* **Aim of the exercise**: Copy the data below exactly.

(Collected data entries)
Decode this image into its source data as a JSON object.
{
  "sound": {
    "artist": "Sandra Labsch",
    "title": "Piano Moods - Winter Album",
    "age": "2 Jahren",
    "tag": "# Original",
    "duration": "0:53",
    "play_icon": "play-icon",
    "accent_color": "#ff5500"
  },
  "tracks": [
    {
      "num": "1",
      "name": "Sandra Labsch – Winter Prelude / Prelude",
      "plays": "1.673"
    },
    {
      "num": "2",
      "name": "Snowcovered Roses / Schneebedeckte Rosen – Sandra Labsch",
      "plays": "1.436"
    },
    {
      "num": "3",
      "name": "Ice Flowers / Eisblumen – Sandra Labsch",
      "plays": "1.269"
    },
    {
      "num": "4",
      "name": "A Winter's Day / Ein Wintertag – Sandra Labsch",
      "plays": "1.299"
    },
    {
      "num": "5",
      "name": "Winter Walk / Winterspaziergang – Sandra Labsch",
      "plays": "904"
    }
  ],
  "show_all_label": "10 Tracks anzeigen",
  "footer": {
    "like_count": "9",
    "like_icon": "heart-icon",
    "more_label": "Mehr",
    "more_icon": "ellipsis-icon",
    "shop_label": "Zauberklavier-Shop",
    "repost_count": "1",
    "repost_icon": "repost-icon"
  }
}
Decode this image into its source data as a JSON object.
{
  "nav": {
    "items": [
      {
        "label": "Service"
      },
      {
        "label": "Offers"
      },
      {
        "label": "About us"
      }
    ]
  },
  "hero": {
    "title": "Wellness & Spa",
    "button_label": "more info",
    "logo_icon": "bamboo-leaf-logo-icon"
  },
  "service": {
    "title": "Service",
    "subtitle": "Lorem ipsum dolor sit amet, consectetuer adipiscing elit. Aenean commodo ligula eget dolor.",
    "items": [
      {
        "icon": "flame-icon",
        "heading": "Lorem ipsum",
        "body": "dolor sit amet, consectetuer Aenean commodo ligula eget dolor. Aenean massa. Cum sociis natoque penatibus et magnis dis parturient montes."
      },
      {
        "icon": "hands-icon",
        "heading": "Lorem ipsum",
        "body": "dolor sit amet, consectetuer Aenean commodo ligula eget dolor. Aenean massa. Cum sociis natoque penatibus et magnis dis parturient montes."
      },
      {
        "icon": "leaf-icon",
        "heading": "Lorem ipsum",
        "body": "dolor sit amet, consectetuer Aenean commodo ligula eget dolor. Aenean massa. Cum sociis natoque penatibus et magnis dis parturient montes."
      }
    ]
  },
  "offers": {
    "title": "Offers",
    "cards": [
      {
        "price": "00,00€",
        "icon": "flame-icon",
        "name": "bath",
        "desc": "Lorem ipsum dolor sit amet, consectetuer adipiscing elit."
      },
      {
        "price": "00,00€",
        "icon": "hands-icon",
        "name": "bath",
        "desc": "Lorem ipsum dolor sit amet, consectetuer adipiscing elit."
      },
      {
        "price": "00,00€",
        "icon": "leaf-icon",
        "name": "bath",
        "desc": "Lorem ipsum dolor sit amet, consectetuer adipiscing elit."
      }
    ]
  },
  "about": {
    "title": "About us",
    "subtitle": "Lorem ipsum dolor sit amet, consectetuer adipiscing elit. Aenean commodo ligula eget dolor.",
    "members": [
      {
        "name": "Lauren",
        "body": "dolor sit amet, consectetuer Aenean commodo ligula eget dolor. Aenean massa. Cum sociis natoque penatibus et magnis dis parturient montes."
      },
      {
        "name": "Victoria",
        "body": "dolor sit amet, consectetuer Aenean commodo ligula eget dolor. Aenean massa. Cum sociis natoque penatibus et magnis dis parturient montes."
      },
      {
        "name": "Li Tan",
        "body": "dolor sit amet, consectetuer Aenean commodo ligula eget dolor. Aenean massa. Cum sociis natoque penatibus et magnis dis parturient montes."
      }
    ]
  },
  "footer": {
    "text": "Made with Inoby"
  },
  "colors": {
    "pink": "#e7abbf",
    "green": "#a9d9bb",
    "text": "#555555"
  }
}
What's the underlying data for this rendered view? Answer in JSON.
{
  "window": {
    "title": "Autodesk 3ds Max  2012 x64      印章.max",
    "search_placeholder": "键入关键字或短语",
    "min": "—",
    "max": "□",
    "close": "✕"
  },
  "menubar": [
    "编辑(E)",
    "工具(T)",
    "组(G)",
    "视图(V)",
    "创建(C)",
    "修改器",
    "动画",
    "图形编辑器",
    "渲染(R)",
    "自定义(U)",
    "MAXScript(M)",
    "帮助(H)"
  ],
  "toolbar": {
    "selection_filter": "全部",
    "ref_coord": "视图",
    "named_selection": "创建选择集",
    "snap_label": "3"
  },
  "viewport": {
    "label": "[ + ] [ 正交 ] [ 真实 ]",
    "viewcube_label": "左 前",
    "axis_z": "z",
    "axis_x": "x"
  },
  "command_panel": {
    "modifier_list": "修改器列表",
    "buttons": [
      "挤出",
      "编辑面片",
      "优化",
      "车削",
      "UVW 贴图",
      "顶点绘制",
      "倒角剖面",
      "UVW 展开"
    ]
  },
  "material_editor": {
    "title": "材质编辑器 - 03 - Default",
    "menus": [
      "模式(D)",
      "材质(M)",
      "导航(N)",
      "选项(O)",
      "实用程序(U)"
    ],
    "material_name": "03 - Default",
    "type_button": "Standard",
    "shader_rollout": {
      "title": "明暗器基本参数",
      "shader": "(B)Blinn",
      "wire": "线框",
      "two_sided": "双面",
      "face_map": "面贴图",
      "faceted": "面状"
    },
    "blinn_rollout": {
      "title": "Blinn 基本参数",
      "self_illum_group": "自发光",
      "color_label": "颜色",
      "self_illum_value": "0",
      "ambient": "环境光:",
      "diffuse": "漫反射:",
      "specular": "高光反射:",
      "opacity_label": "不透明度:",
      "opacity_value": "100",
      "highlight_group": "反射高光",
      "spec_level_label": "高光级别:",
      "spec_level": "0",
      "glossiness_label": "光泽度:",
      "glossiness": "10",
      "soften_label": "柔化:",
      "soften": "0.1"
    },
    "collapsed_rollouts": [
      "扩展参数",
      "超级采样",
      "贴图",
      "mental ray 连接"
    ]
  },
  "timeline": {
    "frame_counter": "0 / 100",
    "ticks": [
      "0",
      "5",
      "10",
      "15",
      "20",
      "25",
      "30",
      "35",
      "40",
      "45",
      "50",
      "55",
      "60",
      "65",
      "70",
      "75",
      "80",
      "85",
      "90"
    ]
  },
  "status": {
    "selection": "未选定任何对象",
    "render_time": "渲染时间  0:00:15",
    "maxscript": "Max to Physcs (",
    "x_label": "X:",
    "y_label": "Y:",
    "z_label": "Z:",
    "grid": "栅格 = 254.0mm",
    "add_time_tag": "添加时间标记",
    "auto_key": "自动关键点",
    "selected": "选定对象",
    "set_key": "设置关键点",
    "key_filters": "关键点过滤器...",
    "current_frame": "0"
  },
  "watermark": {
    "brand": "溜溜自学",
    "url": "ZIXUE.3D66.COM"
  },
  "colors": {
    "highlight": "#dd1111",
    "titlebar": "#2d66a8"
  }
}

* **Full output**:
Decode this image into its source data as a JSON object.
{
  "sound": {
    "artist": "Sandra Labsch",
    "title": "Piano Moods - Winter Album",
    "age": "2 Jahren",
    "tag": "# Original",
    "duration": "0:53",
    "play_icon": "play-icon",
    "accent_color": "#ff5500"
  },
  "tracks": [
    {
      "num": "1",
      "name": "Sandra Labsch – Winter Prelude / Prelude",
      "plays": "1.673"
    },
    {
      "num": "2",
      "name": "Snowcovered Roses / Schneebedeckte Rosen – Sandra Labsch",
      "plays": "1.436"
    },
    {
      "num": "3",
      "name": "Ice Flowers / Eisblumen – Sandra Labsch",
      "plays": "1.269"
    },
    {
      "num": "4",
      "name": "A Winter's Day / Ein Wintertag – Sandra Labsch",
      "plays": "1.299"
    },
    {
      "num": "5",
      "name": "Winter Walk / Winterspaziergang – Sandra Labsch",
      "plays": "904"
    }
  ],
  "show_all_label": "10 Tracks anzeigen",
  "footer": {
    "like_count": "9",
    "like_icon": "heart-icon",
    "more_label": "Mehr",
    "more_icon": "ellipsis-icon",
    "shop_label": "Zauberklavier-Shop",
    "repost_count": "1",
    "repost_icon": "repost-icon"
  }
}
Decode this image into its source data as a JSON object.
{
  "nav": {
    "items": [
      {
        "label": "Service"
      },
      {
        "label": "Offers"
      },
      {
        "label": "About us"
      }
    ]
  },
  "hero": {
    "title": "Wellness & Spa",
    "button_label": "more info",
    "logo_icon": "bamboo-leaf-logo-icon"
  },
  "service": {
    "title": "Service",
    "subtitle": "Lorem ipsum dolor sit amet, consectetuer adipiscing elit. Aenean commodo ligula eget dolor.",
    "items": [
      {
        "icon": "flame-icon",
        "heading": "Lorem ipsum",
        "body": "dolor sit amet, consectetuer Aenean commodo ligula eget dolor. Aenean massa. Cum sociis natoque penatibus et magnis dis parturient montes."
      },
      {
        "icon": "hands-icon",
        "heading": "Lorem ipsum",
        "body": "dolor sit amet, consectetuer Aenean commodo ligula eget dolor. Aenean massa. Cum sociis natoque penatibus et magnis dis parturient montes."
      },
      {
        "icon": "leaf-icon",
        "heading": "Lorem ipsum",
        "body": "dolor sit amet, consectetuer Aenean commodo ligula eget dolor. Aenean massa. Cum sociis natoque penatibus et magnis dis parturient montes."
      }
    ]
  },
  "offers": {
    "title": "Offers",
    "cards": [
      {
        "price": "00,00€",
        "icon": "flame-icon",
        "name": "bath",
        "desc": "Lorem ipsum dolor sit amet, consectetuer adipiscing elit."
      },
      {
        "price": "00,00€",
        "icon": "hands-icon",
        "name": "bath",
        "desc": "Lorem ipsum dolor sit amet, consectetuer adipiscing elit."
      },
      {
        "price": "00,00€",
        "icon": "leaf-icon",
        "name": "bath",
        "desc": "Lorem ipsum dolor sit amet, consectetuer adipiscing elit."
      }
    ]
  },
  "about": {
    "title": "About us",
    "subtitle": "Lorem ipsum dolor sit amet, consectetuer adipiscing elit. Aenean commodo ligula eget dolor.",
    "members": [
      {
        "name": "Lauren",
        "body": "dolor sit amet, consectetuer Aenean commodo ligula eget dolor. Aenean massa. Cum sociis natoque penatibus et magnis dis parturient montes."
      },
      {
        "name": "Victoria",
        "body": "dolor sit amet, consectetuer Aenean commodo ligula eget dolor. Aenean massa. Cum sociis natoque penatibus et magnis dis parturient montes."
      },
      {
        "name": "Li Tan",
        "body": "dolor sit amet, consectetuer Aenean commodo ligula eget dolor. Aenean massa. Cum sociis natoque penatibus et magnis dis parturient montes."
      }
    ]
  },
  "footer": {
    "text": "Made with Inoby"
  },
  "colors": {
    "pink": "#e7abbf",
    "green": "#a9d9bb",
    "text": "#555555"
  }
}
What's the underlying data for this rendered view? Answer in JSON.
{
  "window": {
    "title": "Autodesk 3ds Max  2012 x64      印章.max",
    "search_placeholder": "键入关键字或短语",
    "min": "—",
    "max": "□",
    "close": "✕"
  },
  "menubar": [
    "编辑(E)",
    "工具(T)",
    "组(G)",
    "视图(V)",
    "创建(C)",
    "修改器",
    "动画",
    "图形编辑器",
    "渲染(R)",
    "自定义(U)",
    "MAXScript(M)",
    "帮助(H)"
  ],
  "toolbar": {
    "selection_filter": "全部",
    "ref_coord": "视图",
    "named_selection": "创建选择集",
    "snap_label": "3"
  },
  "viewport": {
    "label": "[ + ] [ 正交 ] [ 真实 ]",
    "viewcube_label": "左 前",
    "axis_z": "z",
    "axis_x": "x"
  },
  "command_panel": {
    "modifier_list": "修改器列表",
    "buttons": [
      "挤出",
      "编辑面片",
      "优化",
      "车削",
      "UVW 贴图",
      "顶点绘制",
      "倒角剖面",
      "UVW 展开"
    ]
  },
  "material_editor": {
    "title": "材质编辑器 - 03 - Default",
    "menus": [
      "模式(D)",
      "材质(M)",
      "导航(N)",
      "选项(O)",
      "实用程序(U)"
    ],
    "material_name": "03 - Default",
    "type_button": "Standard",
    "shader_rollout": {
      "title": "明暗器基本参数",
      "shader": "(B)Blinn",
      "wire": "线框",
      "two_sided": "双面",
      "face_map": "面贴图",
      "faceted": "面状"
    },
    "blinn_rollout": {
      "title": "Blinn 基本参数",
      "self_illum_group": "自发光",
      "color_label": "颜色",
      "self_illum_value": "0",
      "ambient": "环境光:",
      "diffuse": "漫反射:",
      "specular": "高光反射:",
      "opacity_label": "不透明度:",
      "opacity_value": "100",
      "highlight_group": "反射高光",
      "spec_level_label": "高光级别:",
      "spec_level": "0",
      "glossiness_label": "光泽度:",
      "glossiness": "10",
      "soften_label": "柔化:",
      "soften": "0.1"
    },
    "collapsed_rollouts": [
      "扩展参数",
      "超级采样",
      "贴图",
      "mental ray 连接"
    ]
  },
  "timeline": {
    "frame_counter": "0 / 100",
    "ticks": [
      "0",
      "5",
      "10",
      "15",
      "20",
      "25",
      "30",
      "35",
      "40",
      "45",
      "50",
      "55",
      "60",
      "65",
      "70",
      "75",
      "80",
      "85",
      "90"
    ]
  },
  "status": {
    "selection": "未选定任何对象",
    "render_time": "渲染时间  0:00:15",
    "maxscript": "Max to Physcs (",
    "x_label": "X:",
    "y_label": "Y:",
    "z_label": "Z:",
    "grid": "栅格 = 254.0mm",
    "add_time_tag": "添加时间标记",
    "auto_key": "自动关键点",
    "selected": "选定对象",
    "set_key": "设置关键点",
    "key_filters": "关键点过滤器...",
    "current_frame": "0"
  },
  "watermark": {
    "brand": "溜溜自学",
    "url": "ZIXUE.3D66.COM"
  },
  "colors": {
    "highlight": "#dd1111",
    "titlebar": "#2d66a8"
  }
}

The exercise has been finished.